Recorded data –
◆ ◆ ◆ ◆ ◆
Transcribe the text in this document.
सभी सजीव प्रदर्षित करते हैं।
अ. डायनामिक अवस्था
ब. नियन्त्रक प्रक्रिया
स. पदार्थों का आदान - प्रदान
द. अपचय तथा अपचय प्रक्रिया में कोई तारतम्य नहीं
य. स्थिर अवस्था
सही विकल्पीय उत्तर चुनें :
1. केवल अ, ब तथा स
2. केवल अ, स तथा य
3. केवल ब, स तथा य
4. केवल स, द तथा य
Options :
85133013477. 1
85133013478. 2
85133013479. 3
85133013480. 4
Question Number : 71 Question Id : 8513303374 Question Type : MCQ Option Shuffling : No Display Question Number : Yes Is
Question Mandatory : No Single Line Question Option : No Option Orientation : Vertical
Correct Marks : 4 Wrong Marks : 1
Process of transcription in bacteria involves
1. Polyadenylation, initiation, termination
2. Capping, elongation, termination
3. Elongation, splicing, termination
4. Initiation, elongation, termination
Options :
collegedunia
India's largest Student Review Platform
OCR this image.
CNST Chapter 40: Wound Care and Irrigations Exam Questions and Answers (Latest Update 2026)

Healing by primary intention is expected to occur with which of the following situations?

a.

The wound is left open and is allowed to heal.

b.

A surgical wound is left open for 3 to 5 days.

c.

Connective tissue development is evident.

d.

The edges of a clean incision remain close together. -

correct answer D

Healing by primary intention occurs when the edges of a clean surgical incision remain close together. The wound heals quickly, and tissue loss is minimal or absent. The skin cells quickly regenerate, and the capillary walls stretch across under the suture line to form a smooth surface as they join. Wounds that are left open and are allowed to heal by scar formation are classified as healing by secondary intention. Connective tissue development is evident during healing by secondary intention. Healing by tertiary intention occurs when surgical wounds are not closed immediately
◆ ◆ ◆ ◆ ◆
Aim of the task – Your task is to output the full set of records exactly as presented.

Answer –
Transcribe the text in this document.
सभी सजीव प्रदर्षित करते हैं।
अ. डायनामिक अवस्था
ब. नियन्त्रक प्रक्रिया
स. पदार्थों का आदान - प्रदान
द. अपचय तथा अपचय प्रक्रिया में कोई तारतम्य नहीं
य. स्थिर अवस्था
सही विकल्पीय उत्तर चुनें :
1. केवल अ, ब तथा स
2. केवल अ, स तथा य
3. केवल ब, स तथा य
4. केवल स, द तथा य
Options :
85133013477. 1
85133013478. 2
85133013479. 3
85133013480. 4
Question Number : 71 Question Id : 8513303374 Question Type : MCQ Option Shuffling : No Display Question Number : Yes Is
Question Mandatory : No Single Line Question Option : No Option Orientation : Vertical
Correct Marks : 4 Wrong Marks : 1
Process of transcription in bacteria involves
1. Polyadenylation, initiation, termination
2. Capping, elongation, termination
3. Elongation, splicing, termination
4. Initiation, elongation, termination
Options :
collegedunia
India's largest Student Review Platform
OCR this image.
CNST Chapter 40: Wound Care and Irrigations Exam Questions and Answers (Latest Update 2026)

Healing by primary intention is expected to occur with which of the following situations?

a.

The wound is left open and is allowed to heal.

b.

A surgical wound is left open for 3 to 5 days.

c.

Connective tissue development is evident.

d.

The edges of a clean incision remain close together. -

correct answer D

Healing by primary intention occurs when the edges of a clean surgical incision remain close together. The wound heals quickly, and tissue loss is minimal or absent. The skin cells quickly regenerate, and the capillary walls stretch across under the suture line to form a smooth surface as they join. Wounds that are left open and are allowed to heal by scar formation are classified as healing by secondary intention. Connective tissue development is evident during healing by secondary intention. Healing by tertiary intention occurs when surgical wounds are not closed immediately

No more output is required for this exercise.